Exercise requirements —
Copy out word for word the lines of the entries below, starting with the line that contains "promo-banner: 绿化专业设备-客土喷播机 将种植土、绿化用草籽、保水剂、粘合剂、肥料等" and ending with the line that contains "engine-gear-ring-icon (1104, 206, 1154, 256)", both included.

Saved entries —
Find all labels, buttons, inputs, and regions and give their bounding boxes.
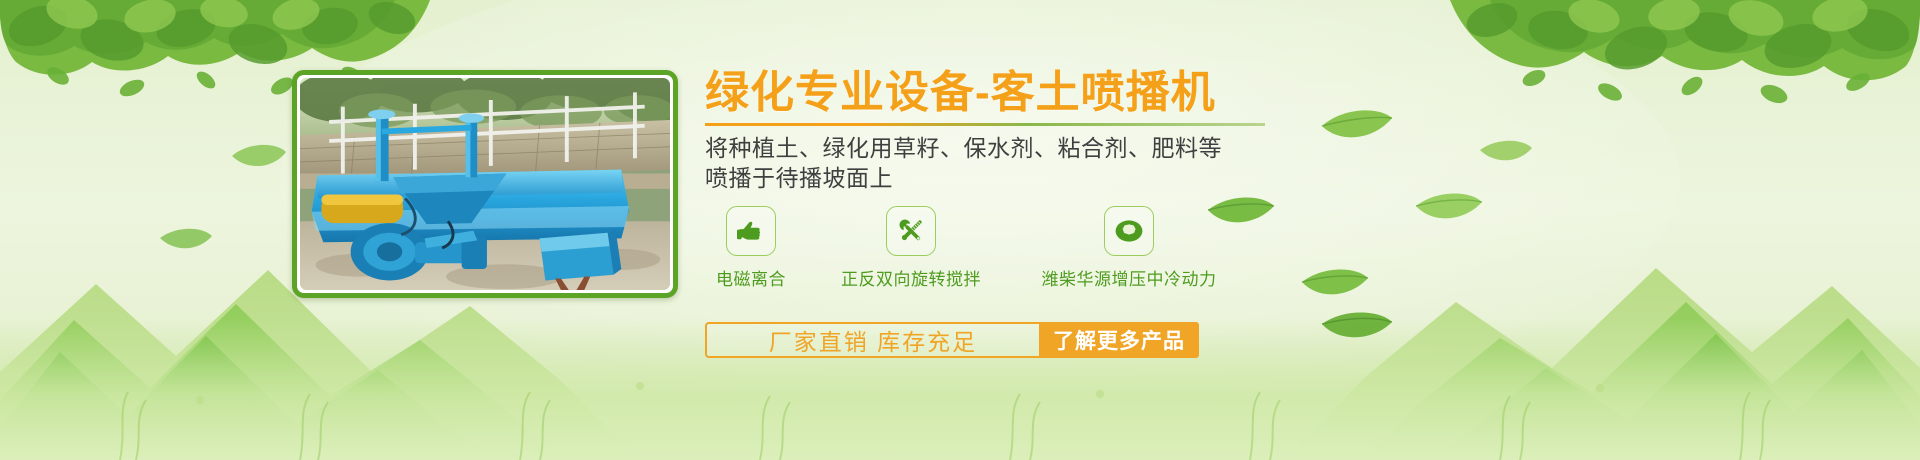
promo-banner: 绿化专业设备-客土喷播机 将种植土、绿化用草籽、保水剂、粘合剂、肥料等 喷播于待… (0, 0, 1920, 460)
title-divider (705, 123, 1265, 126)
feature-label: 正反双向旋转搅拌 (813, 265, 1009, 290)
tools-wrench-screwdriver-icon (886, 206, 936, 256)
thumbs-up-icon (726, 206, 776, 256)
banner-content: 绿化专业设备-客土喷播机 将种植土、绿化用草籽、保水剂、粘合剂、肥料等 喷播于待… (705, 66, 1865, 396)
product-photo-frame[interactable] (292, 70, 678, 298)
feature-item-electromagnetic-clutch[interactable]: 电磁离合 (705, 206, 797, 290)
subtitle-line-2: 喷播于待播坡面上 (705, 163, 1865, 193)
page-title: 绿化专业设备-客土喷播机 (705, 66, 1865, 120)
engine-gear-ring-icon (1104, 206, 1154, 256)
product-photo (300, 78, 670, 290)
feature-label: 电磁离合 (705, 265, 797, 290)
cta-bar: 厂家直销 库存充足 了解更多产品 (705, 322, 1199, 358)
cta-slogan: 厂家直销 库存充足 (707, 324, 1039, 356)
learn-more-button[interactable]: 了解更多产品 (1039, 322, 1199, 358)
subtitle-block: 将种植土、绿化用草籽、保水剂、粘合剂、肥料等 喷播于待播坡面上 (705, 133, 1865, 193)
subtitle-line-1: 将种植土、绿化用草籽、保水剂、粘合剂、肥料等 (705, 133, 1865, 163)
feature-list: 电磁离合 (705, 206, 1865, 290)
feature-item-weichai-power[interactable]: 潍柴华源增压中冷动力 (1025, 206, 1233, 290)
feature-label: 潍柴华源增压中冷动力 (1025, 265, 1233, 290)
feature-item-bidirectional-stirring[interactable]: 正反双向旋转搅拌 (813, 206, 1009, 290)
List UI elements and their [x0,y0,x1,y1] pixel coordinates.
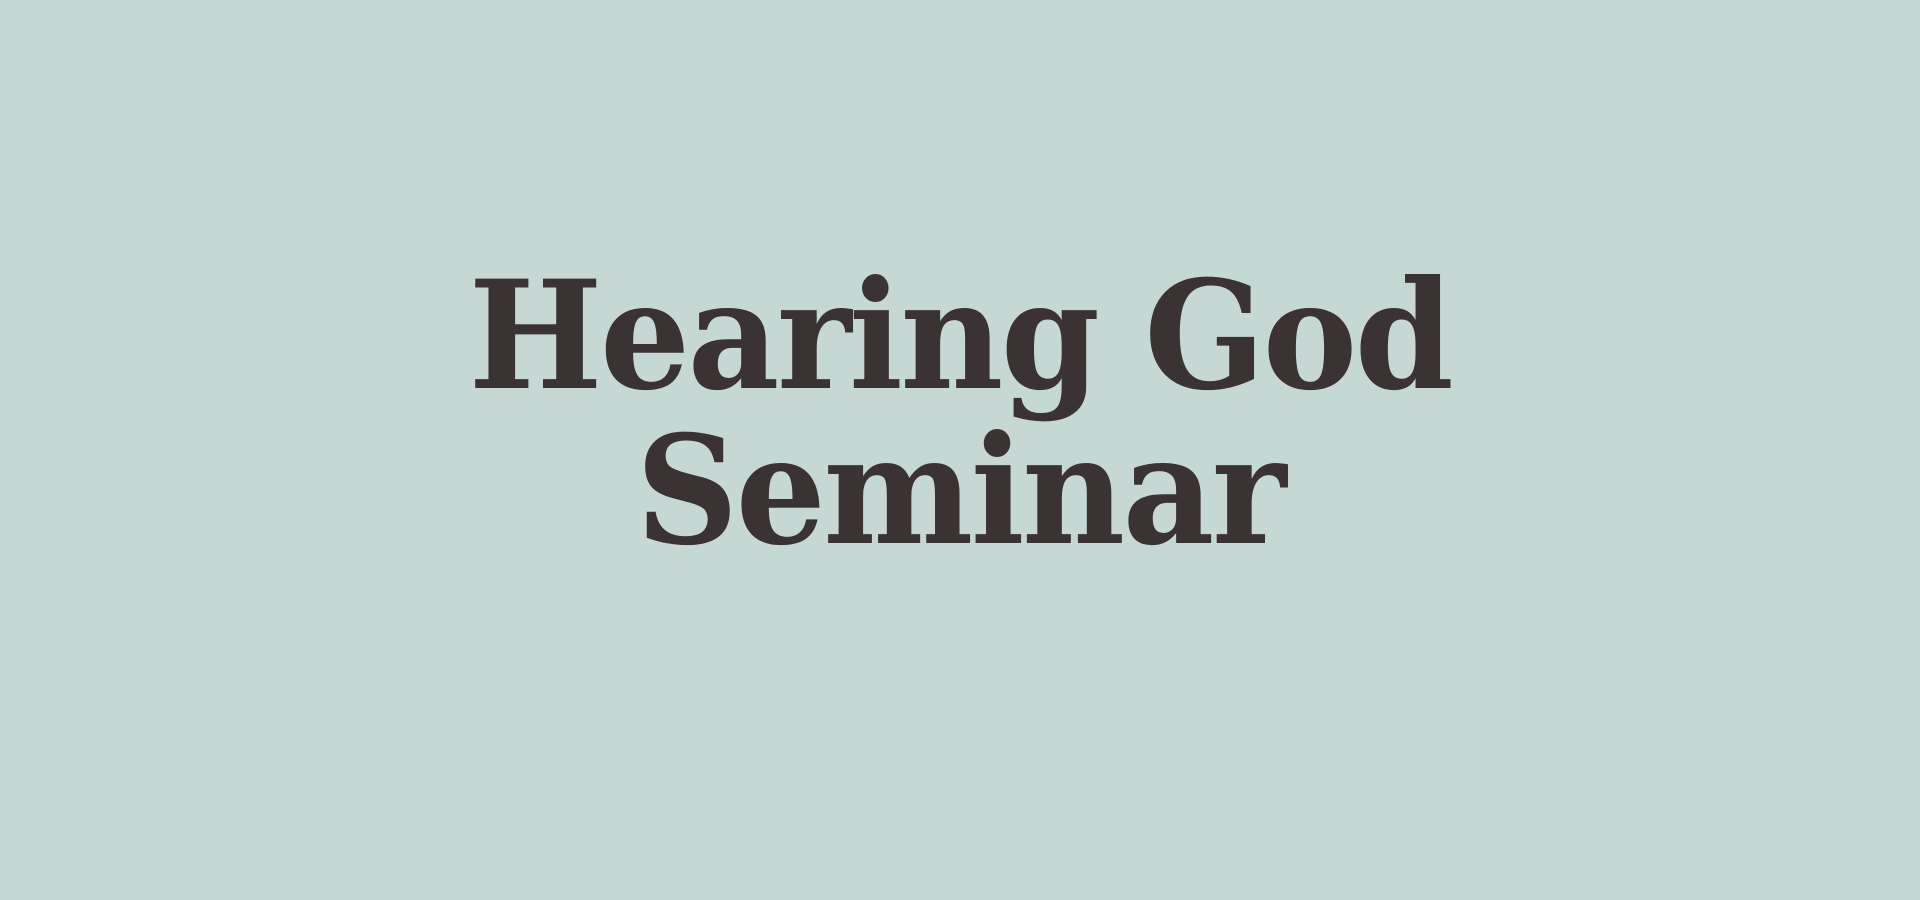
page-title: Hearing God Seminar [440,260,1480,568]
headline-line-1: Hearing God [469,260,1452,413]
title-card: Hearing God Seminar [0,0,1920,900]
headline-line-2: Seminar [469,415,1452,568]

--

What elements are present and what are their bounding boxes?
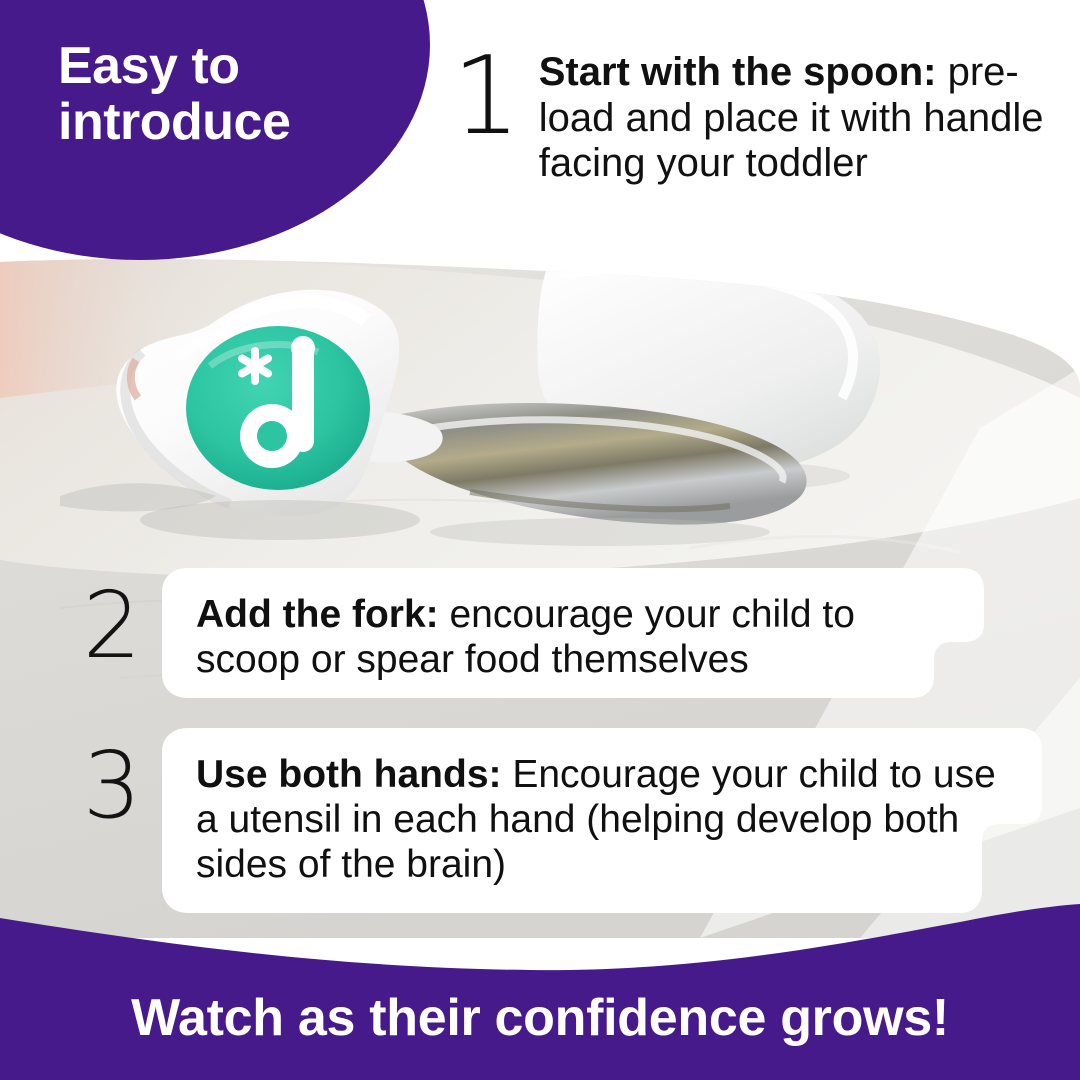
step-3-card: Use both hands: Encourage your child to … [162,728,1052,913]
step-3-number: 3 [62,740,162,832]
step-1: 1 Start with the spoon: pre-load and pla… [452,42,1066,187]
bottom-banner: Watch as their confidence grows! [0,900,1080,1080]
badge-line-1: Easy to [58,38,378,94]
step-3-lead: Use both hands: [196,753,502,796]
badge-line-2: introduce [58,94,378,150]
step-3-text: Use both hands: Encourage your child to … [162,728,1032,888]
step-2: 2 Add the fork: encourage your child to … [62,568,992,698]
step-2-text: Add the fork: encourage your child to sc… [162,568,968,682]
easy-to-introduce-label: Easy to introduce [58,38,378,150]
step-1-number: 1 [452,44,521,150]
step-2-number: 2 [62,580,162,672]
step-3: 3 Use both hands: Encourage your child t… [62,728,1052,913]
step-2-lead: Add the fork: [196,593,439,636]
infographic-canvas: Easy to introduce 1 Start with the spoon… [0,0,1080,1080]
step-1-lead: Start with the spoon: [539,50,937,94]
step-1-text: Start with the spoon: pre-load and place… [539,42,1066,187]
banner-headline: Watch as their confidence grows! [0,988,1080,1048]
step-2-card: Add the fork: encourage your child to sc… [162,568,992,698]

Response —
promo-banner: 绿化专业设备-客土喷播机 将种植土、绿化用草籽、保水剂、粘合剂、肥料等 喷播于待… (0, 0, 1920, 460)
title-divider (705, 123, 1265, 126)
feature-label: 正反双向旋转搅拌 (813, 265, 1009, 290)
tools-wrench-screwdriver-icon (886, 206, 936, 256)
thumbs-up-icon (726, 206, 776, 256)
banner-content: 绿化专业设备-客土喷播机 将种植土、绿化用草籽、保水剂、粘合剂、肥料等 喷播于待… (705, 66, 1865, 396)
product-photo-frame[interactable] (292, 70, 678, 298)
feature-item-electromagnetic-clutch[interactable]: 电磁离合 (705, 206, 797, 290)
subtitle-line-2: 喷播于待播坡面上 (705, 163, 1865, 193)
page-title: 绿化专业设备-客土喷播机 (705, 66, 1865, 120)
engine-gear-ring-icon (1104, 206, 1154, 256)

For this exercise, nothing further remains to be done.